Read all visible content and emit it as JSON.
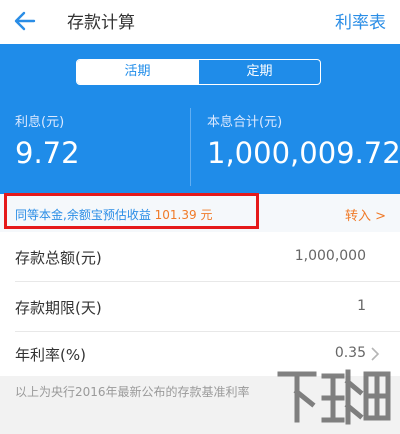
{
  "header": {
    "title": "存款计算",
    "rates_link": "利率表"
  },
  "tabs": [
    {
      "label": "活期",
      "active": true
    },
    {
      "label": "定期",
      "active": false
    }
  ],
  "results": {
    "interest_label": "利息(元)",
    "interest_value": "9.72",
    "total_label": "本息合计(元)",
    "total_value": "1,000,009.72"
  },
  "promo": {
    "text": "同等本金,余额宝预估收益",
    "amount": "101.39 元",
    "action": "转入 >"
  },
  "fields": [
    {
      "label": "存款总额(元)",
      "value": "1,000,000"
    },
    {
      "label": "存款期限(天)",
      "value": "1"
    },
    {
      "label": "年利率(%)",
      "value": "0.35"
    }
  ],
  "footnote": "以上为央行2016年最新公布的存款基准利率",
  "colors": {
    "primary": "#1f8ce9",
    "accent": "#f07a28",
    "highlight_border": "#e5191a"
  },
  "icons": {
    "back": "arrow-left-icon",
    "row_chevron": "chevron-right-icon"
  }
}
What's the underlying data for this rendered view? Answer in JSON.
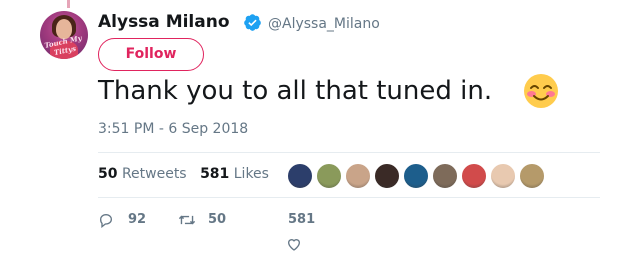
{
  "tweet": {
    "author_name": "Alyssa Milano",
    "author_handle": "@Alyssa_Milano",
    "avatar_caption": "Touch My Tittys",
    "follow_label": "Follow",
    "text": "Thank you to all that tuned in.",
    "emoji": "smiling-face-with-blushing-cheeks",
    "timestamp": "3:51 PM - 6 Sep 2018"
  },
  "stats": {
    "retweets_count": "50",
    "retweets_label": "Retweets",
    "likes_count": "581",
    "likes_label": "Likes"
  },
  "likers": [
    {
      "color": "#2c3e6b"
    },
    {
      "color": "#8a9a5b"
    },
    {
      "color": "#c9a489"
    },
    {
      "color": "#3a2a26"
    },
    {
      "color": "#1d5e8c"
    },
    {
      "color": "#7e6b5a"
    },
    {
      "color": "#d14b4b"
    },
    {
      "color": "#e8c9b0"
    },
    {
      "color": "#b59a6a"
    }
  ],
  "actions": {
    "reply_count": "92",
    "retweet_count": "50",
    "like_count": "581"
  },
  "colors": {
    "accent": "#e0245e",
    "verified": "#1da1f2",
    "muted": "#657786"
  }
}
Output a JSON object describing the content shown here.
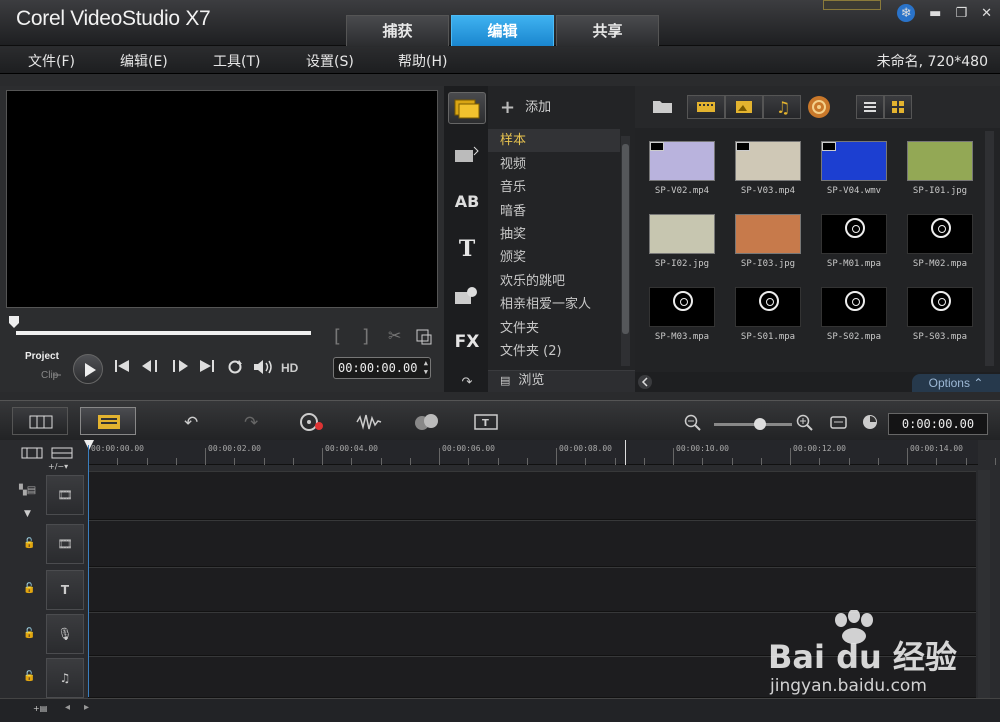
{
  "app": {
    "title": "Corel VideoStudio X7"
  },
  "modes": [
    {
      "label": "捕获",
      "active": false
    },
    {
      "label": "编辑",
      "active": true
    },
    {
      "label": "共享",
      "active": false
    }
  ],
  "menu": [
    "文件(F)",
    "编辑(E)",
    "工具(T)",
    "设置(S)",
    "帮助(H)"
  ],
  "project_info": "未命名, 720*480",
  "player": {
    "project_label": "Project",
    "clip_label": "Clip",
    "hd_label": "HD",
    "timecode": "00:00:00.00",
    "scrub_fraction": 0
  },
  "library": {
    "add_label": "添加",
    "folders": [
      "样本",
      "视频",
      "音乐",
      "暗香",
      "抽奖",
      "颁奖",
      "欢乐的跳吧",
      "相亲相爱一家人",
      "文件夹",
      "文件夹 (2)"
    ],
    "selected_folder": "样本",
    "browse_label": "浏览",
    "options_label": "Options",
    "thumbnails": [
      {
        "name": "SP-V02.mp4",
        "kind": "video",
        "color": "#b9b3dd"
      },
      {
        "name": "SP-V03.mp4",
        "kind": "video",
        "color": "#cfc8b6"
      },
      {
        "name": "SP-V04.wmv",
        "kind": "video",
        "color": "#1c3fd1"
      },
      {
        "name": "SP-I01.jpg",
        "kind": "image",
        "color": "#93a855"
      },
      {
        "name": "SP-I02.jpg",
        "kind": "image",
        "color": "#c7c6b0"
      },
      {
        "name": "SP-I03.jpg",
        "kind": "image",
        "color": "#c77a4b"
      },
      {
        "name": "SP-M01.mpa",
        "kind": "audio",
        "color": "#000000"
      },
      {
        "name": "SP-M02.mpa",
        "kind": "audio",
        "color": "#000000"
      },
      {
        "name": "SP-M03.mpa",
        "kind": "audio",
        "color": "#000000"
      },
      {
        "name": "SP-S01.mpa",
        "kind": "audio",
        "color": "#000000"
      },
      {
        "name": "SP-S02.mpa",
        "kind": "audio",
        "color": "#000000"
      },
      {
        "name": "SP-S03.mpa",
        "kind": "audio",
        "color": "#000000"
      }
    ]
  },
  "timeline": {
    "timecode": "0:00:00.00",
    "ruler": [
      "00:00:00.00",
      "00:00:02.00",
      "00:00:04.00",
      "00:00:06.00",
      "00:00:08.00",
      "00:00:10.00",
      "00:00:12.00",
      "00:00:14.00"
    ],
    "track_count": 5
  },
  "colors": {
    "accent": "#1f95e0",
    "selected_folder": "#e8c34f"
  },
  "watermark": {
    "logo": "Bai du 经验",
    "url": "jingyan.baidu.com"
  }
}
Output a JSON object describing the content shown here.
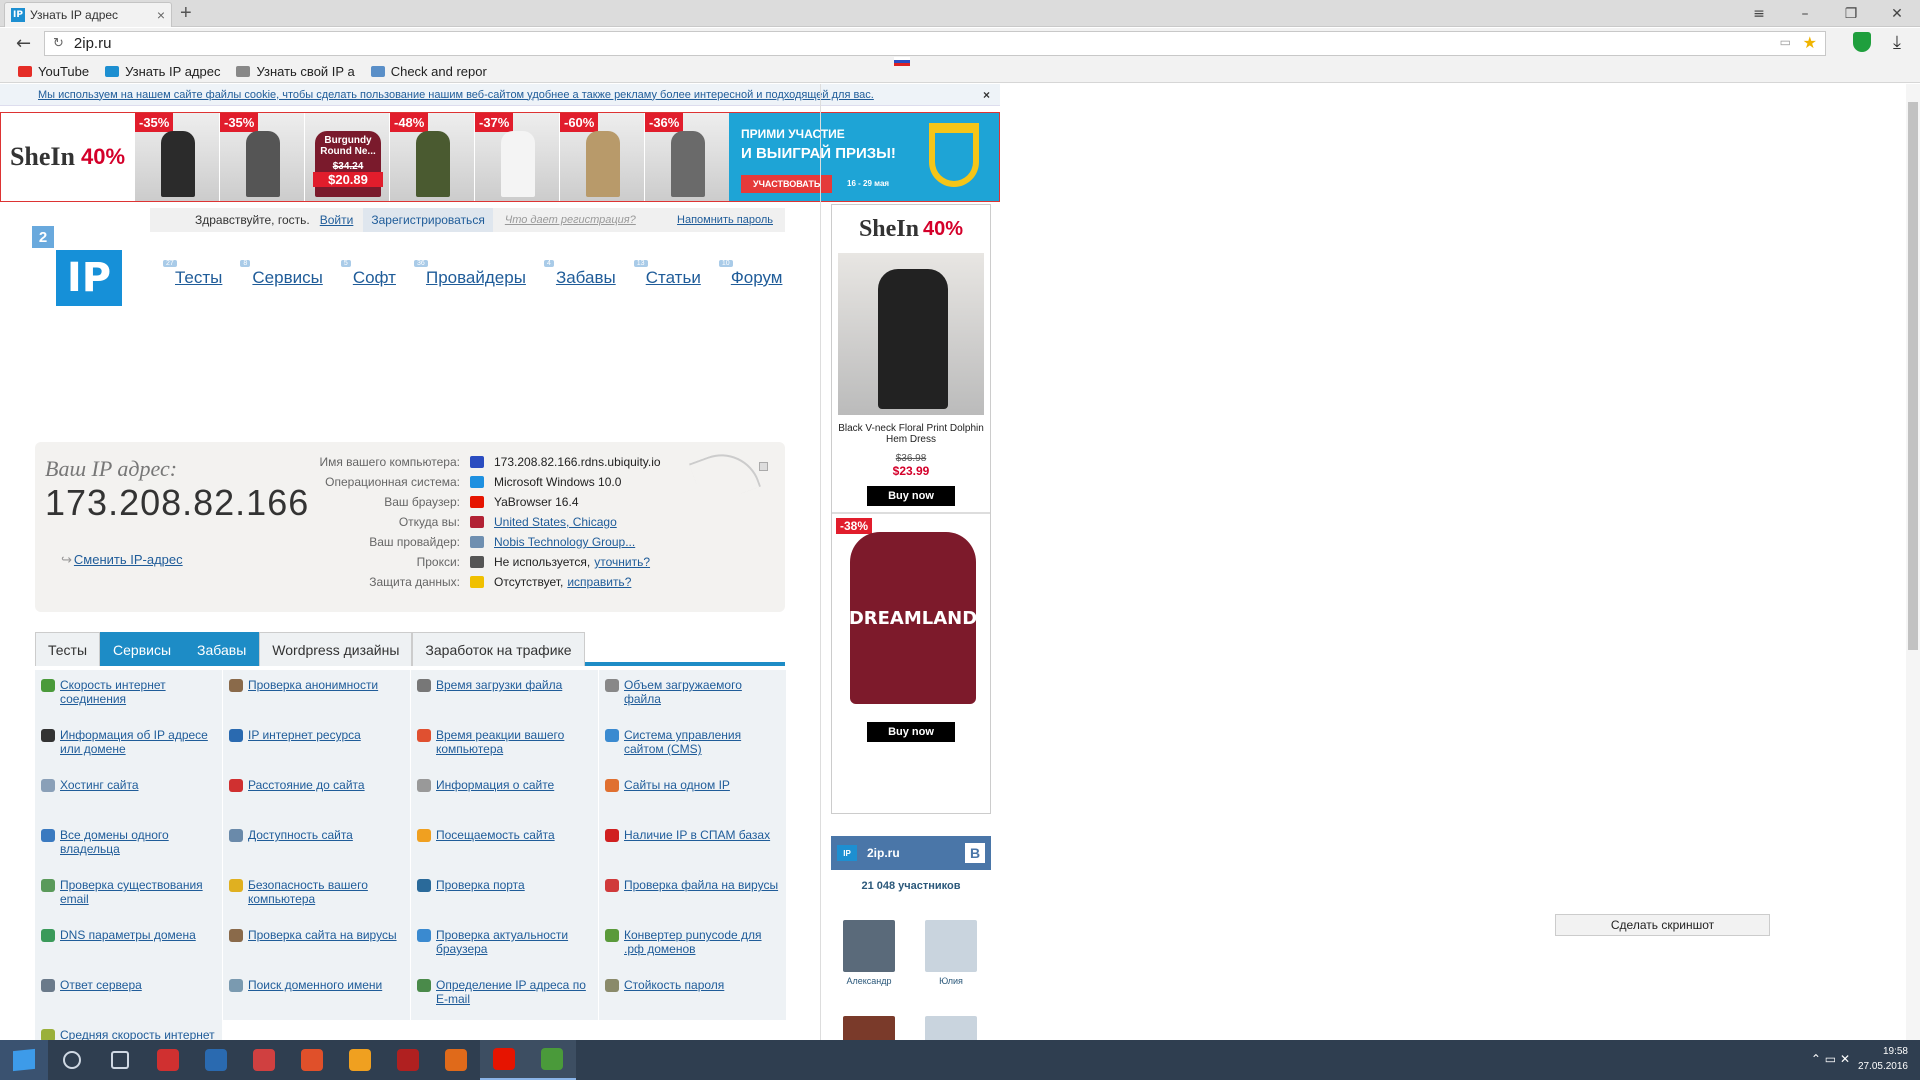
{
  "browser": {
    "tab_title": "Узнать IP адрес",
    "favicon_text": "IP",
    "close_glyph": "×",
    "newtab_glyph": "+",
    "address": "2ip.ru",
    "window_controls": [
      "≡",
      "–",
      "❐",
      "✕"
    ],
    "bookmarks": [
      {
        "label": "YouTube",
        "color": "#e52d27"
      },
      {
        "label": "Узнать IP адрес",
        "color": "#1d8fd1"
      },
      {
        "label": "Узнать свой IP а",
        "color": "#888888"
      },
      {
        "label": "Check and repor",
        "color": "#5a8fc8"
      }
    ]
  },
  "cookie_notice": {
    "text": "Мы используем на нашем сайте файлы cookie, чтобы сделать пользование нашим веб-сайтом удобнее а также рекламу более интересной и подходящей для вас.",
    "close": "×"
  },
  "banner": {
    "brand": "SheIn",
    "percent": "40%",
    "products": [
      {
        "discount": "-35%",
        "color": "#2b2b2b"
      },
      {
        "discount": "-35%",
        "color": "#555555"
      },
      {
        "discount": "",
        "color": "#7a1a2c",
        "label": "Burgundy Round Ne...",
        "old": "$34.24",
        "new": "$20.89"
      },
      {
        "discount": "-48%",
        "color": "#4a5a30"
      },
      {
        "discount": "-37%",
        "color": "#f4f4f4"
      },
      {
        "discount": "-60%",
        "color": "#b89a6a"
      },
      {
        "discount": "-36%",
        "color": "#6a6a6a"
      }
    ],
    "promo_line1": "ПРИМИ УЧАСТИЕ",
    "promo_line2": "И ВЫИГРАЙ ПРИЗЫ!",
    "promo_button": "УЧАСТВОВАТЬ",
    "promo_dates": "16 - 29 мая"
  },
  "userbar": {
    "greeting": "Здравствуйте, гость.",
    "login": "Войти",
    "register": "Зарегистрироваться",
    "why": "Что дает регистрация?",
    "remind": "Напомнить пароль"
  },
  "logo": {
    "badge": "2",
    "text": "IP"
  },
  "nav": [
    {
      "label": "Тесты",
      "count": "27"
    },
    {
      "label": "Сервисы",
      "count": "8"
    },
    {
      "label": "Софт",
      "count": "5"
    },
    {
      "label": "Провайдеры",
      "count": "36"
    },
    {
      "label": "Забавы",
      "count": "4"
    },
    {
      "label": "Статьи",
      "count": "13"
    },
    {
      "label": "Форум",
      "count": "10"
    }
  ],
  "ipinfo": {
    "label": "Ваш IP адрес:",
    "ip": "173.208.82.166",
    "change": "Сменить IP-адрес",
    "rows": [
      {
        "key": "Имя вашего компьютера:",
        "value": "173.208.82.166.rdns.ubiquity.io",
        "color": "#2a4cc0",
        "link": false
      },
      {
        "key": "Операционная система:",
        "value": "Microsoft Windows 10.0",
        "color": "#1e90e0",
        "link": false
      },
      {
        "key": "Ваш браузер:",
        "value": "YaBrowser 16.4",
        "color": "#e61400",
        "link": false
      },
      {
        "key": "Откуда вы:",
        "value": "United States, Chicago",
        "color": "#b22234",
        "link": true
      },
      {
        "key": "Ваш провайдер:",
        "value": "Nobis Technology Group...",
        "color": "#6f8fb0",
        "link": true
      },
      {
        "key": "Прокси:",
        "value": "Не используется,",
        "extra": "уточнить?",
        "color": "#555555",
        "link": false
      },
      {
        "key": "Защита данных:",
        "value": "Отсутствует,",
        "extra": "исправить?",
        "color": "#f0c000",
        "link": false
      }
    ]
  },
  "tabs": [
    {
      "label": "Тесты",
      "active": false
    },
    {
      "label": "Сервисы",
      "active": true
    },
    {
      "label": "Забавы",
      "active": true
    },
    {
      "label": "Wordpress дизайны",
      "active": false
    },
    {
      "label": "Заработок на трафике",
      "active": false
    }
  ],
  "services": [
    {
      "label": "Скорость интернет соединения",
      "color": "#4a9a3a"
    },
    {
      "label": "Проверка анонимности",
      "color": "#8a6a4a"
    },
    {
      "label": "Время загрузки файла",
      "color": "#777777"
    },
    {
      "label": "Объем загружаемого файла",
      "color": "#888888"
    },
    {
      "label": "Информация об IP адресе или домене",
      "color": "#333333"
    },
    {
      "label": "IP интернет ресурса",
      "color": "#2a6ab0"
    },
    {
      "label": "Время реакции вашего компьютера",
      "color": "#e05030"
    },
    {
      "label": "Система управления сайтом (CMS)",
      "color": "#3a8ad0"
    },
    {
      "label": "Хостинг сайта",
      "color": "#8aa0b8"
    },
    {
      "label": "Расстояние до сайта",
      "color": "#d03030"
    },
    {
      "label": "Информация о сайте",
      "color": "#999999"
    },
    {
      "label": "Сайты на одном IP",
      "color": "#e07030"
    },
    {
      "label": "Все домены одного владельца",
      "color": "#3a7ac0"
    },
    {
      "label": "Доступность сайта",
      "color": "#6a8aaa"
    },
    {
      "label": "Посещаемость сайта",
      "color": "#f0a020"
    },
    {
      "label": "Наличие IP в СПАМ базах",
      "color": "#d02020"
    },
    {
      "label": "Проверка существования email",
      "color": "#5a9a5a"
    },
    {
      "label": "Безопасность вашего компьютера",
      "color": "#e0b020"
    },
    {
      "label": "Проверка порта",
      "color": "#2a6a9a"
    },
    {
      "label": "Проверка файла на вирусы",
      "color": "#d03a3a"
    },
    {
      "label": "DNS параметры домена",
      "color": "#3a9a5a"
    },
    {
      "label": "Проверка сайта на вирусы",
      "color": "#8a6a4a"
    },
    {
      "label": "Проверка актуальности браузера",
      "color": "#3a8ad0"
    },
    {
      "label": "Конвертер punycode для .рф доменов",
      "color": "#5a9a3a"
    },
    {
      "label": "Ответ сервера",
      "color": "#6a7a8a"
    },
    {
      "label": "Поиск доменного имени",
      "color": "#7a9ab0"
    },
    {
      "label": "Определение IP адреса по E-mail",
      "color": "#4a8a4a"
    },
    {
      "label": "Стойкость пароля",
      "color": "#8a8a6a"
    },
    {
      "label": "Средняя скорость интернет",
      "color": "#9ab03a"
    }
  ],
  "sidebar": {
    "brand": "SheIn",
    "percent": "40%",
    "product1_name": "Black V-neck Floral Print Dolphin Hem Dress",
    "product1_old": "$36.98",
    "product1_new": "$23.99",
    "buy": "Buy now",
    "product2_discount": "-38%",
    "product2_print": "DREAMLAND",
    "vk_logo": "IP",
    "vk_title": "2ip.ru",
    "vk_badge": "В",
    "members": "21 048 участников",
    "member1": "Александр",
    "member2": "Юлия"
  },
  "screenshot_button": "Сделать скриншот",
  "taskbar": {
    "icons": [
      "#3d9be9",
      "#e8c05a",
      "#d03030",
      "#2a6ab0",
      "#d04040",
      "#e0502a",
      "#f0a020",
      "#b02020",
      "#e06a1a",
      "#e61400",
      "#4a9a3a"
    ],
    "time": "19:58",
    "date": "27.05.2016"
  }
}
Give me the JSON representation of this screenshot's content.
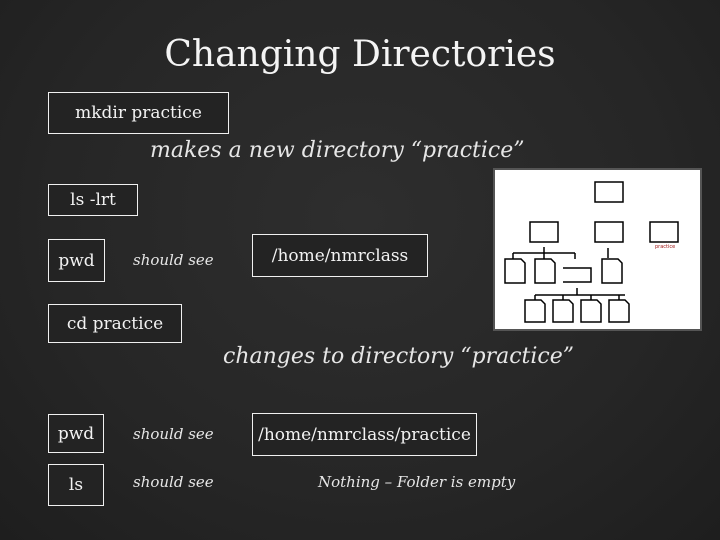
{
  "slide": {
    "title": "Changing Directories",
    "commands": {
      "mkdir": "mkdir  practice",
      "mkdir_note": "makes a new directory “practice”",
      "ls_lrt": "ls  -lrt",
      "pwd1": "pwd",
      "should_see_1": "should see",
      "pwd1_result": "/home/nmrclass",
      "cd": "cd  practice",
      "cd_note": "changes to directory “practice”",
      "pwd2": "pwd",
      "should_see_2": "should see",
      "pwd2_result": "/home/nmrclass/practice",
      "ls": "ls",
      "should_see_3": "should see",
      "ls_result": "Nothing – Folder is empty"
    },
    "diagram": {
      "highlight_label": "practice",
      "highlight_color": "#a01818"
    }
  }
}
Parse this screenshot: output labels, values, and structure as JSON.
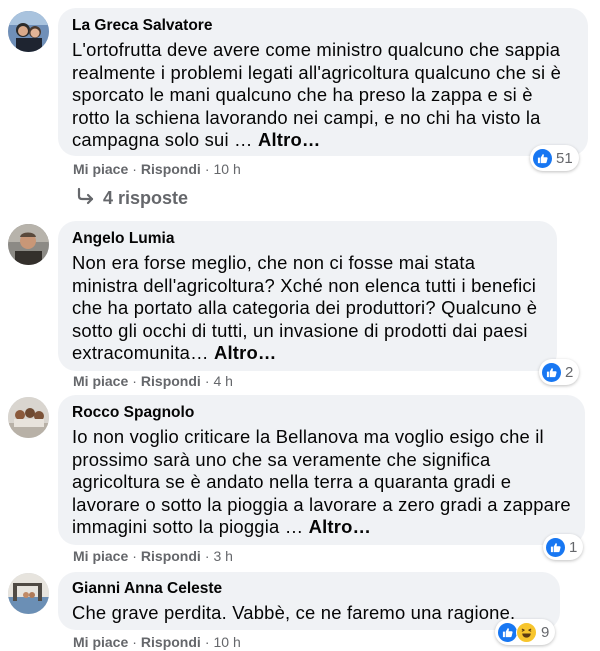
{
  "comments": [
    {
      "author": "La Greca Salvatore",
      "text": "L'ortofrutta deve avere come ministro qualcuno che sappia realmente i problemi legati all'agricoltura qualcuno che si è sporcato le mani qualcuno che ha preso la zappa e si è rotto la schiena lavorando nei campi, e no chi ha visto la campagna solo sui …",
      "more": "Altro…",
      "like": "Mi piace",
      "reply": "Rispondi",
      "time": "10 h",
      "reactions": "51",
      "reaction_icons": [
        "like-icon"
      ]
    },
    {
      "author": "Angelo Lumia",
      "text": "Non era forse meglio, che non ci fosse mai stata ministra dell'agricoltura? Xché non elenca tutti i benefici che ha portato alla categoria dei produttori? Qualcuno è sotto gli occhi di tutti, un invasione di prodotti dai paesi extracomunita…",
      "more": "Altro…",
      "like": "Mi piace",
      "reply": "Rispondi",
      "time": "4 h",
      "reactions": "2",
      "reaction_icons": [
        "like-icon"
      ]
    },
    {
      "author": "Rocco Spagnolo",
      "text": "Io non voglio criticare la Bellanova ma voglio esigo che il prossimo sarà uno che sa veramente che significa agricoltura se è andato nella terra a quaranta gradi e lavorare o sotto la pioggia a lavorare a zero gradi a zappare immagini sotto la pioggia …",
      "more": "Altro…",
      "like": "Mi piace",
      "reply": "Rispondi",
      "time": "3 h",
      "reactions": "1",
      "reaction_icons": [
        "like-icon"
      ]
    },
    {
      "author": "Gianni Anna Celeste",
      "text": "Che grave perdita. Vabbè, ce ne faremo una ragione.",
      "more": "",
      "like": "Mi piace",
      "reply": "Rispondi",
      "time": "10 h",
      "reactions": "9",
      "reaction_icons": [
        "like-icon",
        "haha-icon"
      ]
    }
  ],
  "replies_link": {
    "label": "4 risposte",
    "icon": "reply-arrow-icon"
  },
  "colors": {
    "bubble": "#f0f2f5",
    "like_blue": "#1877f2",
    "meta_gray": "#65676b"
  }
}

◇ ◇ ◇

GIVEN PROBLEM:
Return each line that includes "nmrclass".

TASK ANSWER:
      "pwd1_result": "/home/nmrclass",
      "pwd2_result": "/home/nmrclass/practice",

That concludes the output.